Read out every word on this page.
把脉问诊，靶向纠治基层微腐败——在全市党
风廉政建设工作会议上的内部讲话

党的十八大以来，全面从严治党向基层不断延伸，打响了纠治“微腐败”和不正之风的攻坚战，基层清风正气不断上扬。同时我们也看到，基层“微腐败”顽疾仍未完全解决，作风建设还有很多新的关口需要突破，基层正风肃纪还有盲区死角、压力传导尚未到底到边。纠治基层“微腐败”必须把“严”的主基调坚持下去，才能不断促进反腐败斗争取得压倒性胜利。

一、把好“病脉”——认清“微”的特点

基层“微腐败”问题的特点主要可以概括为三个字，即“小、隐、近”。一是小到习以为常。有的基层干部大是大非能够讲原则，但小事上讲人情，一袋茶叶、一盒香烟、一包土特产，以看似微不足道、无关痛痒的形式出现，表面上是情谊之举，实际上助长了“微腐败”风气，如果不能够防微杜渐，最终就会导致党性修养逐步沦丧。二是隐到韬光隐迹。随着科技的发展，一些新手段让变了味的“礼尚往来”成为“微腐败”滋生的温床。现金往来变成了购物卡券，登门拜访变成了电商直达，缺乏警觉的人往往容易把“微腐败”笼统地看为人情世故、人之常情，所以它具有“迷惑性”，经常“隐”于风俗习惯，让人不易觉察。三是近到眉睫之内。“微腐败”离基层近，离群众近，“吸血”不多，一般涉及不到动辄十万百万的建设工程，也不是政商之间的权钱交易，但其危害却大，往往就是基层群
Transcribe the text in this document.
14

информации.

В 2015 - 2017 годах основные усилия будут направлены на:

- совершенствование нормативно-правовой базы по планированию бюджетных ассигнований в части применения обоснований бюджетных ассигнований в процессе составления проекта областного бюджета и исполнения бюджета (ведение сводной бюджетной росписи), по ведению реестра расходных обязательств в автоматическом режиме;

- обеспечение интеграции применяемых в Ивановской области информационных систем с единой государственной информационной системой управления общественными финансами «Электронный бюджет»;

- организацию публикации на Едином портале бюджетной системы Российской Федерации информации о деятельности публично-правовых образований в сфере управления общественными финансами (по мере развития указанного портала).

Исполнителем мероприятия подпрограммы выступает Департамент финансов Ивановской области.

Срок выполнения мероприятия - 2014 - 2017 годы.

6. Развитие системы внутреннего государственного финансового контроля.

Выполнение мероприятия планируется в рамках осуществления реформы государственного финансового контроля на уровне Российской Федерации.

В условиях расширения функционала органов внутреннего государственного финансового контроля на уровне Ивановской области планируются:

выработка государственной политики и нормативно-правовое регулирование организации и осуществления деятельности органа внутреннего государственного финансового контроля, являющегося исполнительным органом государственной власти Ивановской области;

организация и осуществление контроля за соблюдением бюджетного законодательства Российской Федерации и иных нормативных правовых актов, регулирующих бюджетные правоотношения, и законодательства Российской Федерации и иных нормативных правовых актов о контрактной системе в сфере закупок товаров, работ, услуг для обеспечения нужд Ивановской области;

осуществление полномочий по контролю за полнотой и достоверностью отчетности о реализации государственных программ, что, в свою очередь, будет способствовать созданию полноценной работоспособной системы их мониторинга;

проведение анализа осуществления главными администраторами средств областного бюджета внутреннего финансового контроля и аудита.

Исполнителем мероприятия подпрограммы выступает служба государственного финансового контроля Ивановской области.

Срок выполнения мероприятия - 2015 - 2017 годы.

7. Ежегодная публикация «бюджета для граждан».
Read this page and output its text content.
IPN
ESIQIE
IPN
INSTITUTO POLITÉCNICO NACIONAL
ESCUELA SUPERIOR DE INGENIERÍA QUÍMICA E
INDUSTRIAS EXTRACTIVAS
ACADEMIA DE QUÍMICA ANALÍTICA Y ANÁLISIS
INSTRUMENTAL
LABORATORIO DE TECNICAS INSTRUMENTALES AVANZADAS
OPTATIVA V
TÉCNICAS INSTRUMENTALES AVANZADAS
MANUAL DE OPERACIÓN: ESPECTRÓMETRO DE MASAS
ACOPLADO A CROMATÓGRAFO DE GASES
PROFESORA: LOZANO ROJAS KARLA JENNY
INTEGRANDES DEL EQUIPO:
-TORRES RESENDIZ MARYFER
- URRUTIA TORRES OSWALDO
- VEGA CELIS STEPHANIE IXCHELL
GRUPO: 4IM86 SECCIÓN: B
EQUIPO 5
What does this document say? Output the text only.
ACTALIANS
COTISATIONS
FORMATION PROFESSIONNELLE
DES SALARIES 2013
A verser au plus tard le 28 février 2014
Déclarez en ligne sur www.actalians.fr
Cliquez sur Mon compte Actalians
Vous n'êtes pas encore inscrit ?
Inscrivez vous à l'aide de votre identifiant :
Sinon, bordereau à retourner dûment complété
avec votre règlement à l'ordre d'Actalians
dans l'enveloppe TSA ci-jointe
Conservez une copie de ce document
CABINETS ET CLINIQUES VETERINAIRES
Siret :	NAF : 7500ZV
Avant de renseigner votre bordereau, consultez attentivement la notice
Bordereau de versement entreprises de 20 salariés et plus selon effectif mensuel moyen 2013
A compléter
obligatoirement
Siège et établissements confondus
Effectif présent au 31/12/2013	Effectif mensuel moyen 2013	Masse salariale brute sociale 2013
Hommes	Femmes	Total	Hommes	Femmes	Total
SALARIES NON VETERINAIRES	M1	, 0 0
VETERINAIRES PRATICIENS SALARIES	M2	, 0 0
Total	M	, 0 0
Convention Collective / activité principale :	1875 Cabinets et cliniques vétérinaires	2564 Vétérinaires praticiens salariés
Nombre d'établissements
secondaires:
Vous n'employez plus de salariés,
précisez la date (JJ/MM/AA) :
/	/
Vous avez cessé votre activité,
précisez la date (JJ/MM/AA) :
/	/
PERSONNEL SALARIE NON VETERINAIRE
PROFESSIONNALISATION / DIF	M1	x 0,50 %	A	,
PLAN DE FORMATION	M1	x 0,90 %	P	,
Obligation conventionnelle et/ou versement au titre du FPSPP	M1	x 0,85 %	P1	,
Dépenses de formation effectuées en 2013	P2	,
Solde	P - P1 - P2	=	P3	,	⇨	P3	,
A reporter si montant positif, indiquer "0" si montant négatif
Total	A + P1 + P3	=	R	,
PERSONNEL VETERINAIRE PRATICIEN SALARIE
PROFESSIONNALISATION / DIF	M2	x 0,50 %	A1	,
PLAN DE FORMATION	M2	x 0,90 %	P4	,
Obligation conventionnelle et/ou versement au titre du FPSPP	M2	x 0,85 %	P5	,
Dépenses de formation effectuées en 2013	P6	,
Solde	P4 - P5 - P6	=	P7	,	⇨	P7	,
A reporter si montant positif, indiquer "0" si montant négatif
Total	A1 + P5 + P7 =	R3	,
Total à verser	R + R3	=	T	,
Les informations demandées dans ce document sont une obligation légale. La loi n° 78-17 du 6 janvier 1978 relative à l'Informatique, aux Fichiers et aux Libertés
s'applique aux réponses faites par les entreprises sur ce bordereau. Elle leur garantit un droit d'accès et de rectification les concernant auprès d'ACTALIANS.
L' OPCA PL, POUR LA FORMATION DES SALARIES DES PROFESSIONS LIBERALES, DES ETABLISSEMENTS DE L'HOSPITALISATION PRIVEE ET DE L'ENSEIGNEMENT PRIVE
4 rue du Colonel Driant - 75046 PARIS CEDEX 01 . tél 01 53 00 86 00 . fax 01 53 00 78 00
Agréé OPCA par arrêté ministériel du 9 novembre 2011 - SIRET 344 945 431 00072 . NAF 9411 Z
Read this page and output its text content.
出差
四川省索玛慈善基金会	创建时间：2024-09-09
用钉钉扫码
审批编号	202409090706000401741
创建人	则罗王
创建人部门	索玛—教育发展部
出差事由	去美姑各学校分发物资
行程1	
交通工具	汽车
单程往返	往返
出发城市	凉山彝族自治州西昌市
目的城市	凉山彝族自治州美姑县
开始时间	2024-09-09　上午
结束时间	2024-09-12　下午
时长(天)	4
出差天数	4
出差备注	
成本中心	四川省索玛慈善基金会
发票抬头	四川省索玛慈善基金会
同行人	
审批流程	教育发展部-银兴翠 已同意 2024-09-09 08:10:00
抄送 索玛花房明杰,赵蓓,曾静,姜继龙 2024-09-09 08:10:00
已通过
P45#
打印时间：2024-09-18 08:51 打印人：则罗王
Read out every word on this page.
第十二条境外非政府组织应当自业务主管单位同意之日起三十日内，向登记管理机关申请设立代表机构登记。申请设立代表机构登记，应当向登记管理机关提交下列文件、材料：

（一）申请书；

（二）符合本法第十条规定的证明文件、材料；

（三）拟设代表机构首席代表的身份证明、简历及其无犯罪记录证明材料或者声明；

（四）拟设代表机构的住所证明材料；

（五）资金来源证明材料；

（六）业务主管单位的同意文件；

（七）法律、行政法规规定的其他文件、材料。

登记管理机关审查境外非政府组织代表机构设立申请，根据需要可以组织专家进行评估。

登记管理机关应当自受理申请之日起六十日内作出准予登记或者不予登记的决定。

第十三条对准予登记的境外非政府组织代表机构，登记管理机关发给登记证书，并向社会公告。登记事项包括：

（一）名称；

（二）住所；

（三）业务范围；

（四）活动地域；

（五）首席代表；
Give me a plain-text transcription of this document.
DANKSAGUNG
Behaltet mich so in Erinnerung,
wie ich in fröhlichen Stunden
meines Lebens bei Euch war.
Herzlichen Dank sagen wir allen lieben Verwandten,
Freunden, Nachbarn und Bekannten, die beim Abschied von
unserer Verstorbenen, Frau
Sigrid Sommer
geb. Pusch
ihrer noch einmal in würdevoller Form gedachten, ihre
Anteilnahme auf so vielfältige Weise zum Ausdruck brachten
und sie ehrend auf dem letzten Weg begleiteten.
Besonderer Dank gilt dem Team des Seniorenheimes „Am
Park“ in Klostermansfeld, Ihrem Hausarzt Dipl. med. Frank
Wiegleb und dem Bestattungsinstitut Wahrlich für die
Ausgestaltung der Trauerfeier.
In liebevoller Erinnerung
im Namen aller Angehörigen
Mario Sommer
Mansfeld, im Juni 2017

• _THE EXERCISE_
Search the listing for the word "text". Copy every line in which it occurs.

• _WRITTEN RESPONSE_
Transcribe the text in this document.
Read this page and output its text content.
What does this document say? Output the text only.
Read this page and output its text content.
Give me a plain-text transcription of this document.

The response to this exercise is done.